■ WHAT NEEDS TO BE DONE ■
Find every line in the records below that holds the word "avait", and copy it out.

* Begin MATERIAL PROVIDED *

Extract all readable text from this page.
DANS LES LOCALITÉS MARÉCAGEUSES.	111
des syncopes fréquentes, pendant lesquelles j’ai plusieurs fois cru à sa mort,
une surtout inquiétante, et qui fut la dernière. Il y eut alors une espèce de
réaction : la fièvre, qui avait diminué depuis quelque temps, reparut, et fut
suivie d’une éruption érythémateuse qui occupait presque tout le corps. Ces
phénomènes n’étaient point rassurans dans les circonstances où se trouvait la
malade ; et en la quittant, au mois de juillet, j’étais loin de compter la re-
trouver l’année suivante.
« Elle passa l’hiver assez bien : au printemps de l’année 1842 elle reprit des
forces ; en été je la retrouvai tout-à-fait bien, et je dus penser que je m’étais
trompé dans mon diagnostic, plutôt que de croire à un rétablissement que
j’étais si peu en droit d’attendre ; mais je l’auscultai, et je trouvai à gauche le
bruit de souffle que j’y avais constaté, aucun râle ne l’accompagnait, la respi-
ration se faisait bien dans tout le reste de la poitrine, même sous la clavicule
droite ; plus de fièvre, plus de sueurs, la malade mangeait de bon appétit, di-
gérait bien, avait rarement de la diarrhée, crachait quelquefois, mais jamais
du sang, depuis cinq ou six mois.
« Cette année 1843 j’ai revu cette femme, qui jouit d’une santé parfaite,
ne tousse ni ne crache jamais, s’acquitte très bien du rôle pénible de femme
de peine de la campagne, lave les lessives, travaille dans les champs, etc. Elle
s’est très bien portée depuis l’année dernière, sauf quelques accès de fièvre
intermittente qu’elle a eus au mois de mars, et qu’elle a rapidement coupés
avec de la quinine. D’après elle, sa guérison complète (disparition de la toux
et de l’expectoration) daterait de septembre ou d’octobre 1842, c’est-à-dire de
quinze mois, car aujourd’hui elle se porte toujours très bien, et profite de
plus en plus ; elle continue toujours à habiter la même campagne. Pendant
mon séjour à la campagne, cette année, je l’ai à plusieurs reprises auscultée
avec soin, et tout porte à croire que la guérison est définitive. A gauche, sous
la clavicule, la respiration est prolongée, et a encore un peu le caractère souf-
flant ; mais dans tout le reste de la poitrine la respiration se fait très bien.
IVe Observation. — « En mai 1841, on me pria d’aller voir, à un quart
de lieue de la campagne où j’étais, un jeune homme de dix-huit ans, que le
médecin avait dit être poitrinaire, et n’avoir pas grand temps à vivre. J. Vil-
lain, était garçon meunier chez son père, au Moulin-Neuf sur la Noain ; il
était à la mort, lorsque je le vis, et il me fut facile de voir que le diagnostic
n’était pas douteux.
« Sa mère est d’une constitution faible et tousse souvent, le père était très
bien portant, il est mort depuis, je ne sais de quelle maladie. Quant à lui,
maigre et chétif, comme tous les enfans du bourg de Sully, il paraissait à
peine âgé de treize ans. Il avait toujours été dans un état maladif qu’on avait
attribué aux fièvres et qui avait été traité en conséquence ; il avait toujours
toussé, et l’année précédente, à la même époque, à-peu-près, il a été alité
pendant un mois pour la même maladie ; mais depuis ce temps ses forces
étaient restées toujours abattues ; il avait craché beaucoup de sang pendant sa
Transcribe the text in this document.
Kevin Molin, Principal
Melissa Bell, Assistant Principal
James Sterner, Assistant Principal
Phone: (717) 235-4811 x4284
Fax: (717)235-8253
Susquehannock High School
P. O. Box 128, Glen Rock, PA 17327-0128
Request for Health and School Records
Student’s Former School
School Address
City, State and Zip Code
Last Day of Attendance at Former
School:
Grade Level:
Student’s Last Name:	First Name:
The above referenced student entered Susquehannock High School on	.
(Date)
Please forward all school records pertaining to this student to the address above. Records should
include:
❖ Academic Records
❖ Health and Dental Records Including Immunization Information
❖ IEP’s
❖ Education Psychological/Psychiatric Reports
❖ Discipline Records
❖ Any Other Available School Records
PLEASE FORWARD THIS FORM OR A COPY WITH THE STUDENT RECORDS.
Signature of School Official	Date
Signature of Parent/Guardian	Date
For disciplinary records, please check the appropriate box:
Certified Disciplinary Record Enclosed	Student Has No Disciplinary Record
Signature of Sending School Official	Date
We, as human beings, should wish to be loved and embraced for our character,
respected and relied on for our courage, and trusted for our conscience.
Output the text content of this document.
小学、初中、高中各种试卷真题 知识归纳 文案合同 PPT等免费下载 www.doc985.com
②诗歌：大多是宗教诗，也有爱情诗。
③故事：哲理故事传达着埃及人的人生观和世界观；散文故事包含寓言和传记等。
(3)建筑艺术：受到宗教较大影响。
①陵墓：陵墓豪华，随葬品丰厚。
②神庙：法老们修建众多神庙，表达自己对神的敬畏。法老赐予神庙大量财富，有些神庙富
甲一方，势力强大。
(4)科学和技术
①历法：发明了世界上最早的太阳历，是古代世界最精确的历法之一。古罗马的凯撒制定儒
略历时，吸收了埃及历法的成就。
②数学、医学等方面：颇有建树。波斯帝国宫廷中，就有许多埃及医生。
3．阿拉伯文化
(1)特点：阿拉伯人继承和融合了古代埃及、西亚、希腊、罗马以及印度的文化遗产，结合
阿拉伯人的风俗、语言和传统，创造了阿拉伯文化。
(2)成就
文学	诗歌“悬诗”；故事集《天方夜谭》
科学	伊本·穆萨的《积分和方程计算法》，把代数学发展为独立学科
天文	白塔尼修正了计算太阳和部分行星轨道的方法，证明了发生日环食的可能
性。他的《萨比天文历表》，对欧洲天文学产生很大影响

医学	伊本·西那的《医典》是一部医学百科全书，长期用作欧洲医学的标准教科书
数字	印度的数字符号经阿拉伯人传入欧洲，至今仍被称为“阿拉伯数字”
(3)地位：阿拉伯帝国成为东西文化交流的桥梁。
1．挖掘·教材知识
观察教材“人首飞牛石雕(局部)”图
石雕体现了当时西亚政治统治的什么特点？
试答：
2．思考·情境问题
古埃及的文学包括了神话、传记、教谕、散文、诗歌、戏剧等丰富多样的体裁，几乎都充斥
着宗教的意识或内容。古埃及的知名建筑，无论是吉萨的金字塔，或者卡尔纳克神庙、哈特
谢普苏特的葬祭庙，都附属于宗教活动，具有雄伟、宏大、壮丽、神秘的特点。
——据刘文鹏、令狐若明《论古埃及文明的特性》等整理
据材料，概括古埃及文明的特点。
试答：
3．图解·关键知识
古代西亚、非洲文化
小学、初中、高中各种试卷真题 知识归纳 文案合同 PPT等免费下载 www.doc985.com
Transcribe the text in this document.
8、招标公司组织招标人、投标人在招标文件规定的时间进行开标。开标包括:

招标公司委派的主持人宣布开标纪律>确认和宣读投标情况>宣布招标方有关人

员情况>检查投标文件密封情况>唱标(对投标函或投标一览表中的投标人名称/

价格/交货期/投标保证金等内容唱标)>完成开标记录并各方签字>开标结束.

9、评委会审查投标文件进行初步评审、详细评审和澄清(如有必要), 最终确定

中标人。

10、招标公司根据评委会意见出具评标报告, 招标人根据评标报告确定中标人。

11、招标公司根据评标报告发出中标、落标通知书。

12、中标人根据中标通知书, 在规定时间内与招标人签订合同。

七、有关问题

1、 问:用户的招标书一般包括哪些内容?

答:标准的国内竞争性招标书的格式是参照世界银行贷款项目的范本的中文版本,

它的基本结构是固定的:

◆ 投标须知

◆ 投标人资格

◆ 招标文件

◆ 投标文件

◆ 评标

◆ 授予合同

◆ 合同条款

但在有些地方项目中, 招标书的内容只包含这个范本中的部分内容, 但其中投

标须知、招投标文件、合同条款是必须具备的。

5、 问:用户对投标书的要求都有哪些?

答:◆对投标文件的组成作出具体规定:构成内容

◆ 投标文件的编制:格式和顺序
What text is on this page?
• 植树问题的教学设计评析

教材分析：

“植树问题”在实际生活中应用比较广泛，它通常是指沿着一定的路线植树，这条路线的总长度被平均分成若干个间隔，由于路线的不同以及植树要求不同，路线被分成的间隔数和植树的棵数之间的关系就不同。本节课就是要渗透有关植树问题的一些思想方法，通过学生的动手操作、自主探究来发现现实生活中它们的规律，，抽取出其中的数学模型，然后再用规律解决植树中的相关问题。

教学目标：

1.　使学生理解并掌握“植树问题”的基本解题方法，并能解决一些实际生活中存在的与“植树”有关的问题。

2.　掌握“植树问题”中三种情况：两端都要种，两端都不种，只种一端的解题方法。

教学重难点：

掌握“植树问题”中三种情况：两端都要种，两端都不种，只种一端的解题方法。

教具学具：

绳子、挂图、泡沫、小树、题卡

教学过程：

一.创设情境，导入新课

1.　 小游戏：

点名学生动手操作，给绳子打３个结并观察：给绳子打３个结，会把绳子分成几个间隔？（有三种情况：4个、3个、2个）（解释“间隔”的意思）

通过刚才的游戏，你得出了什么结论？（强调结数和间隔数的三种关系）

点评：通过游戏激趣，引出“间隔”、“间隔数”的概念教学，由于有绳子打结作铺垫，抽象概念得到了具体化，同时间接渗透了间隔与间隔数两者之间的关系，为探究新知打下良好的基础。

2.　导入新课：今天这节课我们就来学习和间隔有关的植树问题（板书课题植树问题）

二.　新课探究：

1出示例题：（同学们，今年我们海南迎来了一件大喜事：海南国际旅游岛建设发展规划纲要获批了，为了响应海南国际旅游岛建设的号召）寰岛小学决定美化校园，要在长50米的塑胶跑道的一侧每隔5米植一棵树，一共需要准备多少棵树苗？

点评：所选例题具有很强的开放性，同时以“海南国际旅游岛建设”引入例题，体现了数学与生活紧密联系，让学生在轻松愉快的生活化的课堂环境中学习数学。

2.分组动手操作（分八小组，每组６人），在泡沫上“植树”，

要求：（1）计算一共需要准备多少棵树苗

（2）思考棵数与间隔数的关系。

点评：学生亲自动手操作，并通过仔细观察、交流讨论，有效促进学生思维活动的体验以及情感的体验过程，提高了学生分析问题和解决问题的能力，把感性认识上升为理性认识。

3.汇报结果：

* End MATERIAL PROVIDED *

■ THE COMPLETED TASK ■
réaction : la fièvre, qui avait diminué depuis quelque temps, reparut, et fut
gérait bien, avait rarement de la diarrhée, crachait quelquefois, mais jamais
médecin avait dit être poitrinaire, et n’avoir pas grand temps à vivre. J. Vil-
peine âgé de treize ans. Il avait toujours été dans un état maladif qu’on avait
attribué aux fièvres et qui avait été traité en conséquence ; il avait toujours
étaient restées toujours abattues ; il avait craché beaucoup de sang pendant sa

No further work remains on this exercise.